= WHAT THE TASK REQUIRES =
Select the lines of the records containing the word "well" and list them.

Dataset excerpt
## Begin
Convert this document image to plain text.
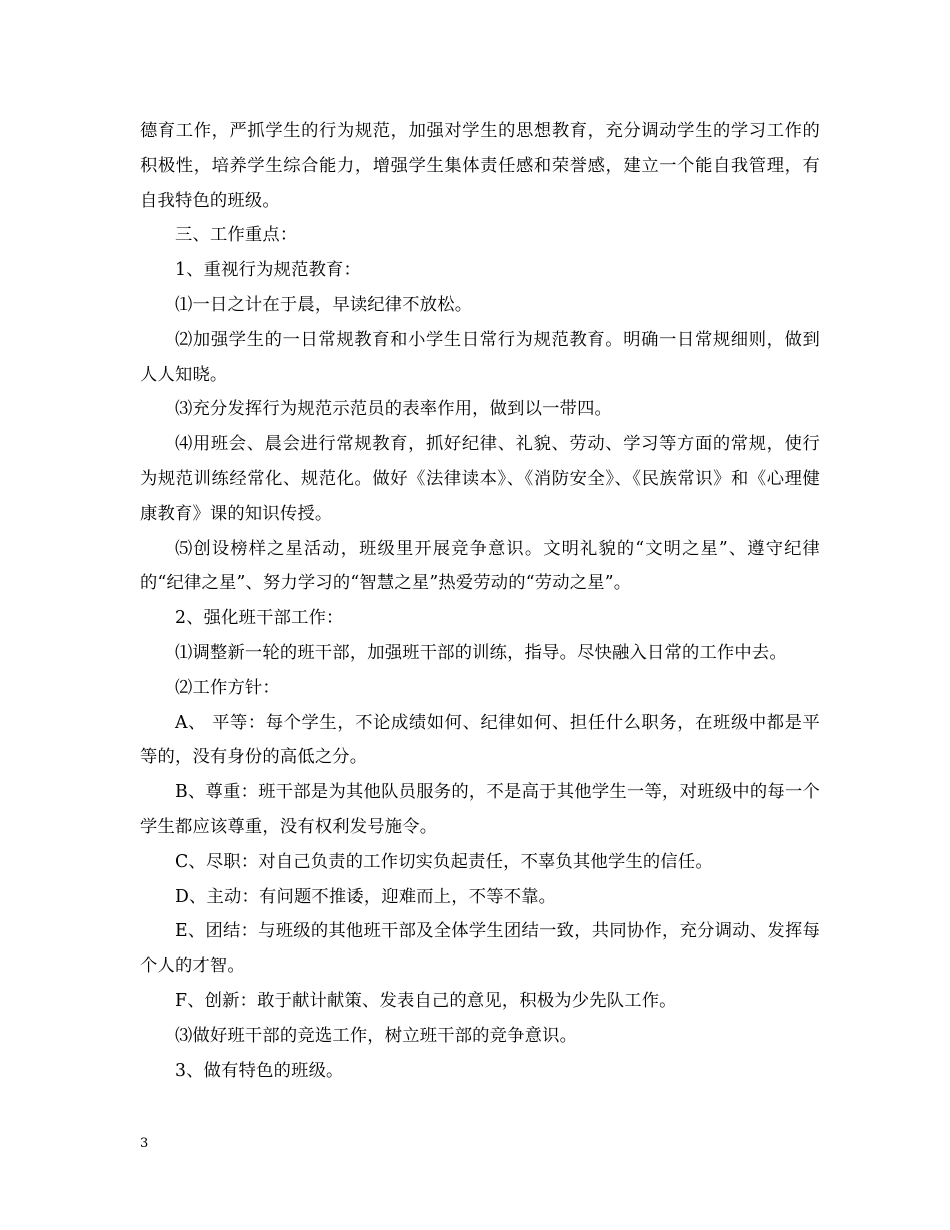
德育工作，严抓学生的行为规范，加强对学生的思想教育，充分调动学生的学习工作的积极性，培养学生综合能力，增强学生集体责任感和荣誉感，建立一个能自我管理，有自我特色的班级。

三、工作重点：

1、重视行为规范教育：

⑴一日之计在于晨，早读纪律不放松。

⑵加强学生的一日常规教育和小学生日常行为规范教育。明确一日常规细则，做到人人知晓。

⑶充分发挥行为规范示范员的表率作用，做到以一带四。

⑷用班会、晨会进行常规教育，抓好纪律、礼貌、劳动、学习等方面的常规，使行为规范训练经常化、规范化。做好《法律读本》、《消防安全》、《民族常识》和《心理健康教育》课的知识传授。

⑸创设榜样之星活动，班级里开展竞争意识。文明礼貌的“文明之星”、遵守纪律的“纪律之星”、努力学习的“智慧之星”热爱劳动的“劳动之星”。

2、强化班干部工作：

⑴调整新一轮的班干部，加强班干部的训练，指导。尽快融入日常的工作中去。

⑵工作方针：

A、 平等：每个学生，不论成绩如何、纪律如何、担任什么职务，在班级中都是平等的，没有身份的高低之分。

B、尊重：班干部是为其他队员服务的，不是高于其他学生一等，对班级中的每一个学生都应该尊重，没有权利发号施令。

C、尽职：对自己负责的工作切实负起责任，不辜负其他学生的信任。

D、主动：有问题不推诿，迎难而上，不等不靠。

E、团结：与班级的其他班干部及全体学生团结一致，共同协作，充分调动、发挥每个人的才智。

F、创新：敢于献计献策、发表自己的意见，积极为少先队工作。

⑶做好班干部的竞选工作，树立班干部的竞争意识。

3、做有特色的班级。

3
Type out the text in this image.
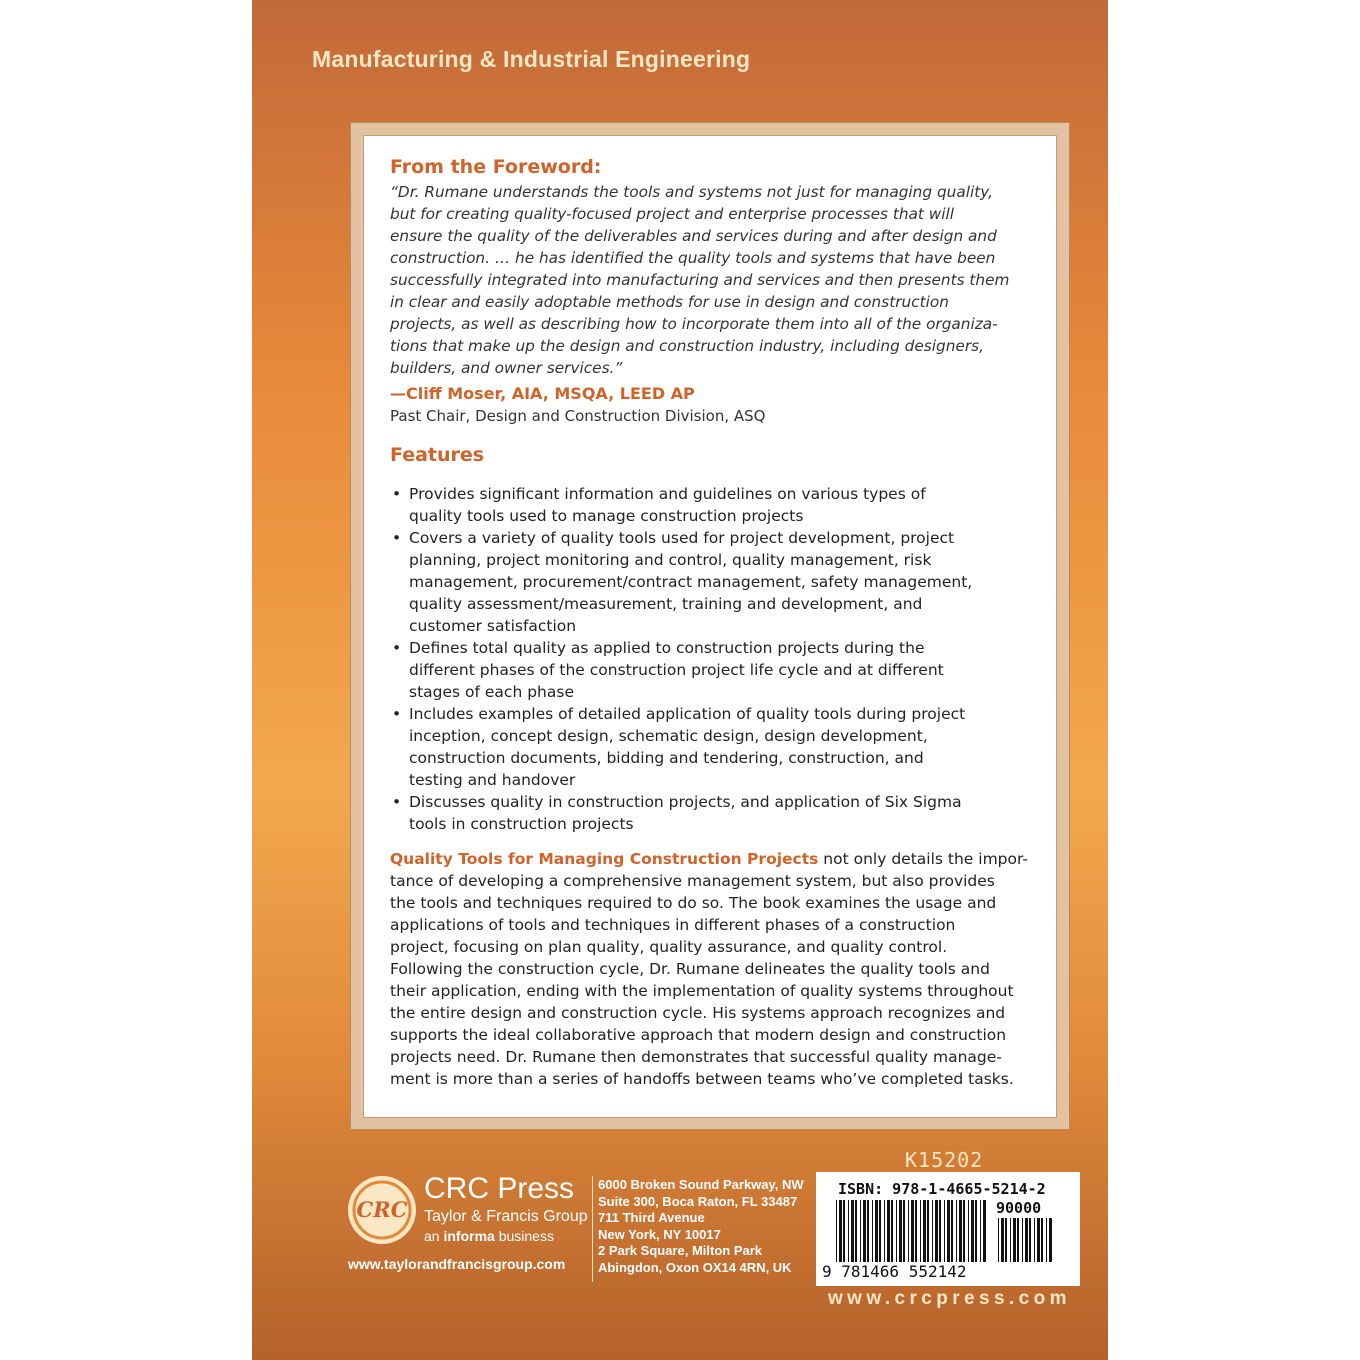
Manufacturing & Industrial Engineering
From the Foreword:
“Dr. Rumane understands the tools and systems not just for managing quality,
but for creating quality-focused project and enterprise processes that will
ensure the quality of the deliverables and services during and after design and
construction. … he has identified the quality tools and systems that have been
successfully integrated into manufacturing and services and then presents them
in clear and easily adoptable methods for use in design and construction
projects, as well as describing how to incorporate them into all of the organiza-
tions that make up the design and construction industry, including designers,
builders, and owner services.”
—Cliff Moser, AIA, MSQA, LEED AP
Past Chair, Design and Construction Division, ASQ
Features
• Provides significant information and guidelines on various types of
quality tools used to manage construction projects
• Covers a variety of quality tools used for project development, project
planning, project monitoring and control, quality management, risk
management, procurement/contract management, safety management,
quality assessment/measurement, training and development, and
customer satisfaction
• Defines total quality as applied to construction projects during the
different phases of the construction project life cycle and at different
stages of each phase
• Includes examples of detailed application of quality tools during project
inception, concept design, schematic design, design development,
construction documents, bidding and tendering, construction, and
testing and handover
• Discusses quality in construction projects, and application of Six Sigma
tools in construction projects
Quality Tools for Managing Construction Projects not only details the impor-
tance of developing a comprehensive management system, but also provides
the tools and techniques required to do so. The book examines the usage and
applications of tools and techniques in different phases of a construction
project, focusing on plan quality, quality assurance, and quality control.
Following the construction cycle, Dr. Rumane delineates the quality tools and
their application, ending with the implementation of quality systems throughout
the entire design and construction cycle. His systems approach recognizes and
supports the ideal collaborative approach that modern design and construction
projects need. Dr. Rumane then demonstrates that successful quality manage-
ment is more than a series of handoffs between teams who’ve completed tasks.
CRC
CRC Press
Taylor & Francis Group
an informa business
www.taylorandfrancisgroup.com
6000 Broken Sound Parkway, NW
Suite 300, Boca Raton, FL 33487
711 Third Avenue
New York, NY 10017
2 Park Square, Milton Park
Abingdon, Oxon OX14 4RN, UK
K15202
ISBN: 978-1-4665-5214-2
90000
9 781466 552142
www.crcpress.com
## End
## Begin
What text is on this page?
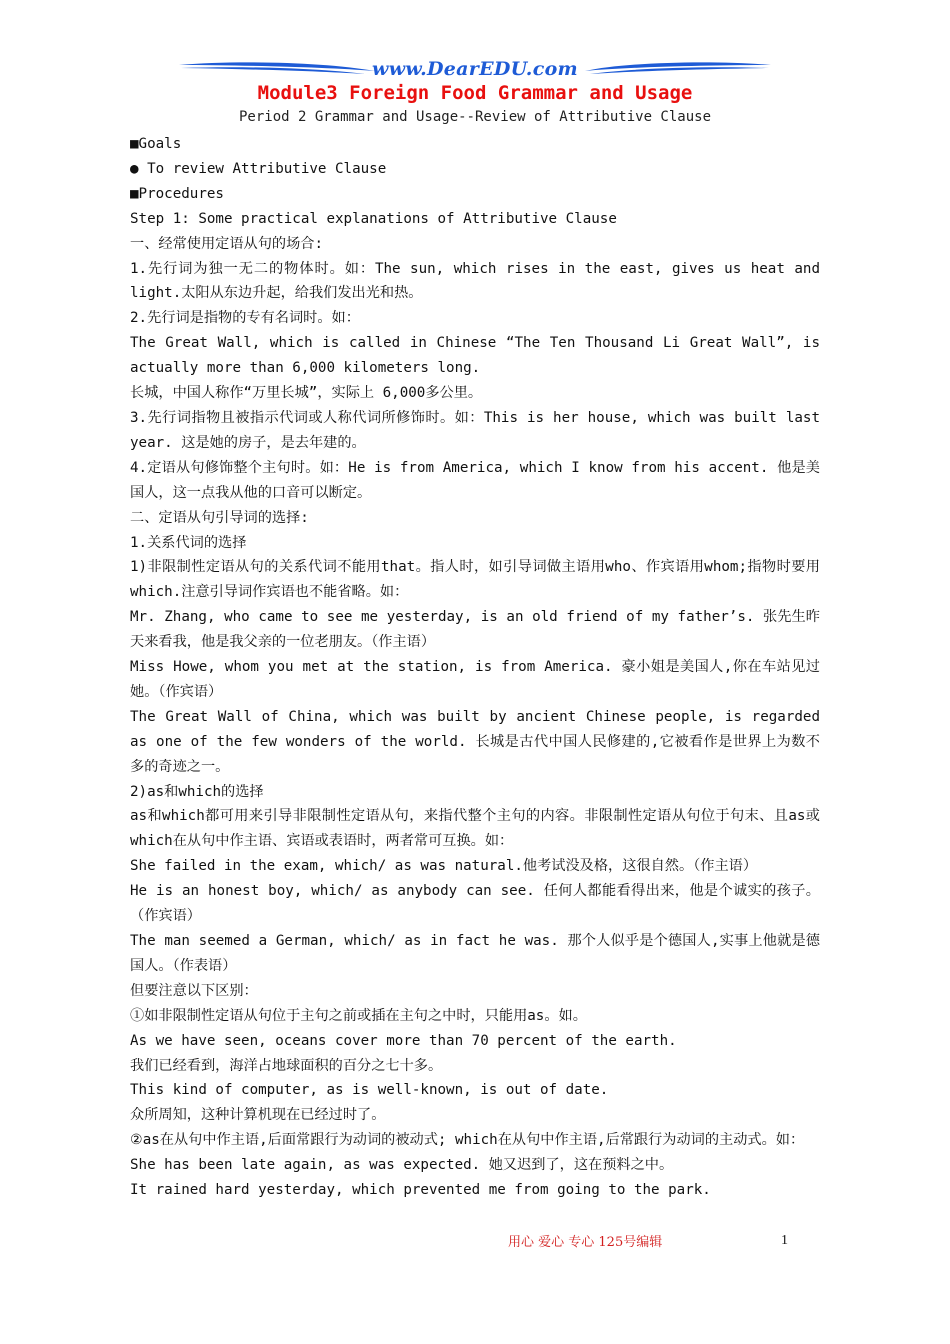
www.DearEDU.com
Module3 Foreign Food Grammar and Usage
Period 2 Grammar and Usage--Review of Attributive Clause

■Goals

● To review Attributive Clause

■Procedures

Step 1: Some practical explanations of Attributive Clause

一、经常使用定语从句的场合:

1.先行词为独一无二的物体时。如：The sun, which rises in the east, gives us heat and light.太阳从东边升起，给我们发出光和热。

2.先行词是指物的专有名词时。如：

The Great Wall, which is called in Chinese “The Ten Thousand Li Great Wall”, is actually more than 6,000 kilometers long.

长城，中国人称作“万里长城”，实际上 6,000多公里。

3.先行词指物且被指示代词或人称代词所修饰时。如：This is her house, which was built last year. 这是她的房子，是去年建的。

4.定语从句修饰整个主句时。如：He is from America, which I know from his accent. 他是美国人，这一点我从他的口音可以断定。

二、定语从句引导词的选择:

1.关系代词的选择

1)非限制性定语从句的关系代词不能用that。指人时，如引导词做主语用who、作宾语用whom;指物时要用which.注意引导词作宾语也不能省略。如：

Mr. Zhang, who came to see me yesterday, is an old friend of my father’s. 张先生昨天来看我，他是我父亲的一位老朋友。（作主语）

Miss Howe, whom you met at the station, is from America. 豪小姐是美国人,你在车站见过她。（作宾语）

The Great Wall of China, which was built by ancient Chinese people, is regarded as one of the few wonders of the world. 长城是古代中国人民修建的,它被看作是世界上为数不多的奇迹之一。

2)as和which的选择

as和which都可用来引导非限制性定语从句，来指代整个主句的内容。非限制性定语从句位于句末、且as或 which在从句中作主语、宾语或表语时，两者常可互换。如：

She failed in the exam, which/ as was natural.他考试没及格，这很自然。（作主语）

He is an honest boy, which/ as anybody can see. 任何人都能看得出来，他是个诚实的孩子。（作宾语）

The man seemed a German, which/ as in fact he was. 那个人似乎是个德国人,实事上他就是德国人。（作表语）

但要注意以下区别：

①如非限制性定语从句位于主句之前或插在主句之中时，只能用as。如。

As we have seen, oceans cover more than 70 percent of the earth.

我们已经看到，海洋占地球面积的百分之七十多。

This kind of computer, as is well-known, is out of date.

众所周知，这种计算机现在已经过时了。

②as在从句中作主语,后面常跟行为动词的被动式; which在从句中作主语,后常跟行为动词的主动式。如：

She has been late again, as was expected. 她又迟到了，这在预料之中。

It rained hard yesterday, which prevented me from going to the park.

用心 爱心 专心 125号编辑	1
## End
= COMPLETED TASK =
projects, as well as describing how to incorporate them into all of the organiza-
This kind of computer, as is well-known, is out of date.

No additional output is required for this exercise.